WHAT YOU NEED TO DO :: Repeat, without any change, the entries presented below.

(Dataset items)
● ● ● ● ● ● ●

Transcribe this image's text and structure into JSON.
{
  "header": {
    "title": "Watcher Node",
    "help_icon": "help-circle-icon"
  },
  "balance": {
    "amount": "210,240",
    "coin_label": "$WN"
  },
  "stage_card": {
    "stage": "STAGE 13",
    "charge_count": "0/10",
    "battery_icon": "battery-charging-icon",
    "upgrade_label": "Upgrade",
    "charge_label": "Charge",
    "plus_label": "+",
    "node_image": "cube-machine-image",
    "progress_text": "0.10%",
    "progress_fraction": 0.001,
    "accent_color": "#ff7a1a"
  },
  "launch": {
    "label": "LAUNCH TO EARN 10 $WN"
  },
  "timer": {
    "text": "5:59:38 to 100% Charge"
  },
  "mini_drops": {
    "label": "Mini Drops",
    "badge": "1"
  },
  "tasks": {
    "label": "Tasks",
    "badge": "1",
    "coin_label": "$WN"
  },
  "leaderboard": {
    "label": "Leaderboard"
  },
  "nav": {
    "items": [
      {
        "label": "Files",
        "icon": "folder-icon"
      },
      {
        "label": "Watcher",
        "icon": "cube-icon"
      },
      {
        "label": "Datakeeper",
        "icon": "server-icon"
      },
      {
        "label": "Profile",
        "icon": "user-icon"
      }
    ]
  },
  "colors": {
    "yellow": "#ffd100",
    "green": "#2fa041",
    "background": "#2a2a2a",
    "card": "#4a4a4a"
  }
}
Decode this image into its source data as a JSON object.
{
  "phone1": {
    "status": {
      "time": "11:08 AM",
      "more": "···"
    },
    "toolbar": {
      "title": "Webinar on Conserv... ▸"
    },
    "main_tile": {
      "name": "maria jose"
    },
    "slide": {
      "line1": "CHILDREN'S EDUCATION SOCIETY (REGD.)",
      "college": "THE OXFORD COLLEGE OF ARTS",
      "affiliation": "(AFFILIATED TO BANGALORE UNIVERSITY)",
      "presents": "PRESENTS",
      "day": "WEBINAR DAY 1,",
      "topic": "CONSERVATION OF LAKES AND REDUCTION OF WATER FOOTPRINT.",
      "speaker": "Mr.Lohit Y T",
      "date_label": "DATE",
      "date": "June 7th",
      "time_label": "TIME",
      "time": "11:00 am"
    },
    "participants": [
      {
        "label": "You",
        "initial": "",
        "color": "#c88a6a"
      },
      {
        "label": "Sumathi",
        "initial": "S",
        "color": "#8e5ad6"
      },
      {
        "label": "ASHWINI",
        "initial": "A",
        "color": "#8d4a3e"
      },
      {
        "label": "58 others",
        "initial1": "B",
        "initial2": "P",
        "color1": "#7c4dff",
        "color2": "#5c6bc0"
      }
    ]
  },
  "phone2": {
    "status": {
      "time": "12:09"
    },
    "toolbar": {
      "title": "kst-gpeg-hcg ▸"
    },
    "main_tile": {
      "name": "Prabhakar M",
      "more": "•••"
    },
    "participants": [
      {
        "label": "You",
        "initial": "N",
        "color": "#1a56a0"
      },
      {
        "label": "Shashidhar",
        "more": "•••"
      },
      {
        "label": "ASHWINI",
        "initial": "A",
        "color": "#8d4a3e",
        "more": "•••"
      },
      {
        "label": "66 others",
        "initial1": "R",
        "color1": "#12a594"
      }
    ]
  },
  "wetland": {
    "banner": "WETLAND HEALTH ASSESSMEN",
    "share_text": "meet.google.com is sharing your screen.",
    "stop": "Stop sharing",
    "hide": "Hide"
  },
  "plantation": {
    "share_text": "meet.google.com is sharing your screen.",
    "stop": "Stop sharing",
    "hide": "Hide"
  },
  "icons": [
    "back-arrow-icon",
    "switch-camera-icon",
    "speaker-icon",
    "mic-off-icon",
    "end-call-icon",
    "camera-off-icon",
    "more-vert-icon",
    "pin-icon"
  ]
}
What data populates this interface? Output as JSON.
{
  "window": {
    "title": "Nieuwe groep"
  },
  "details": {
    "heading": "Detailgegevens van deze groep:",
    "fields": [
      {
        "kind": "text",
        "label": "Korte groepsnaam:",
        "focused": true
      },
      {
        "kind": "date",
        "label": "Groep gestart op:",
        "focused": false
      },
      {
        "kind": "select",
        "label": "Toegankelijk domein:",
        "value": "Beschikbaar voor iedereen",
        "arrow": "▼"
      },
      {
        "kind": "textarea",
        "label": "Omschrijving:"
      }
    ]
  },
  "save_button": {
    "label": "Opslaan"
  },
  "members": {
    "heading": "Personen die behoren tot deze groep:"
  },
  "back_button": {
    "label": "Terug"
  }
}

● ● ● ● ● ● ●

WRITTEN ANSWER ::
Transcribe this image's text and structure into JSON.
{
  "header": {
    "title": "Watcher Node",
    "help_icon": "help-circle-icon"
  },
  "balance": {
    "amount": "210,240",
    "coin_label": "$WN"
  },
  "stage_card": {
    "stage": "STAGE 13",
    "charge_count": "0/10",
    "battery_icon": "battery-charging-icon",
    "upgrade_label": "Upgrade",
    "charge_label": "Charge",
    "plus_label": "+",
    "node_image": "cube-machine-image",
    "progress_text": "0.10%",
    "progress_fraction": 0.001,
    "accent_color": "#ff7a1a"
  },
  "launch": {
    "label": "LAUNCH TO EARN 10 $WN"
  },
  "timer": {
    "text": "5:59:38 to 100% Charge"
  },
  "mini_drops": {
    "label": "Mini Drops",
    "badge": "1"
  },
  "tasks": {
    "label": "Tasks",
    "badge": "1",
    "coin_label": "$WN"
  },
  "leaderboard": {
    "label": "Leaderboard"
  },
  "nav": {
    "items": [
      {
        "label": "Files",
        "icon": "folder-icon"
      },
      {
        "label": "Watcher",
        "icon": "cube-icon"
      },
      {
        "label": "Datakeeper",
        "icon": "server-icon"
      },
      {
        "label": "Profile",
        "icon": "user-icon"
      }
    ]
  },
  "colors": {
    "yellow": "#ffd100",
    "green": "#2fa041",
    "background": "#2a2a2a",
    "card": "#4a4a4a"
  }
}
Decode this image into its source data as a JSON object.
{
  "phone1": {
    "status": {
      "time": "11:08 AM",
      "more": "···"
    },
    "toolbar": {
      "title": "Webinar on Conserv... ▸"
    },
    "main_tile": {
      "name": "maria jose"
    },
    "slide": {
      "line1": "CHILDREN'S EDUCATION SOCIETY (REGD.)",
      "college": "THE OXFORD COLLEGE OF ARTS",
      "affiliation": "(AFFILIATED TO BANGALORE UNIVERSITY)",
      "presents": "PRESENTS",
      "day": "WEBINAR DAY 1,",
      "topic": "CONSERVATION OF LAKES AND REDUCTION OF WATER FOOTPRINT.",
      "speaker": "Mr.Lohit Y T",
      "date_label": "DATE",
      "date": "June 7th",
      "time_label": "TIME",
      "time": "11:00 am"
    },
    "participants": [
      {
        "label": "You",
        "initial": "",
        "color": "#c88a6a"
      },
      {
        "label": "Sumathi",
        "initial": "S",
        "color": "#8e5ad6"
      },
      {
        "label": "ASHWINI",
        "initial": "A",
        "color": "#8d4a3e"
      },
      {
        "label": "58 others",
        "initial1": "B",
        "initial2": "P",
        "color1": "#7c4dff",
        "color2": "#5c6bc0"
      }
    ]
  },
  "phone2": {
    "status": {
      "time": "12:09"
    },
    "toolbar": {
      "title": "kst-gpeg-hcg ▸"
    },
    "main_tile": {
      "name": "Prabhakar M",
      "more": "•••"
    },
    "participants": [
      {
        "label": "You",
        "initial": "N",
        "color": "#1a56a0"
      },
      {
        "label": "Shashidhar",
        "more": "•••"
      },
      {
        "label": "ASHWINI",
        "initial": "A",
        "color": "#8d4a3e",
        "more": "•••"
      },
      {
        "label": "66 others",
        "initial1": "R",
        "color1": "#12a594"
      }
    ]
  },
  "wetland": {
    "banner": "WETLAND HEALTH ASSESSMEN",
    "share_text": "meet.google.com is sharing your screen.",
    "stop": "Stop sharing",
    "hide": "Hide"
  },
  "plantation": {
    "share_text": "meet.google.com is sharing your screen.",
    "stop": "Stop sharing",
    "hide": "Hide"
  },
  "icons": [
    "back-arrow-icon",
    "switch-camera-icon",
    "speaker-icon",
    "mic-off-icon",
    "end-call-icon",
    "camera-off-icon",
    "more-vert-icon",
    "pin-icon"
  ]
}
What data populates this interface? Output as JSON.
{
  "window": {
    "title": "Nieuwe groep"
  },
  "details": {
    "heading": "Detailgegevens van deze groep:",
    "fields": [
      {
        "kind": "text",
        "label": "Korte groepsnaam:",
        "focused": true
      },
      {
        "kind": "date",
        "label": "Groep gestart op:",
        "focused": false
      },
      {
        "kind": "select",
        "label": "Toegankelijk domein:",
        "value": "Beschikbaar voor iedereen",
        "arrow": "▼"
      },
      {
        "kind": "textarea",
        "label": "Omschrijving:"
      }
    ]
  },
  "save_button": {
    "label": "Opslaan"
  },
  "members": {
    "heading": "Personen die behoren tot deze groep:"
  },
  "back_button": {
    "label": "Terug"
  }
}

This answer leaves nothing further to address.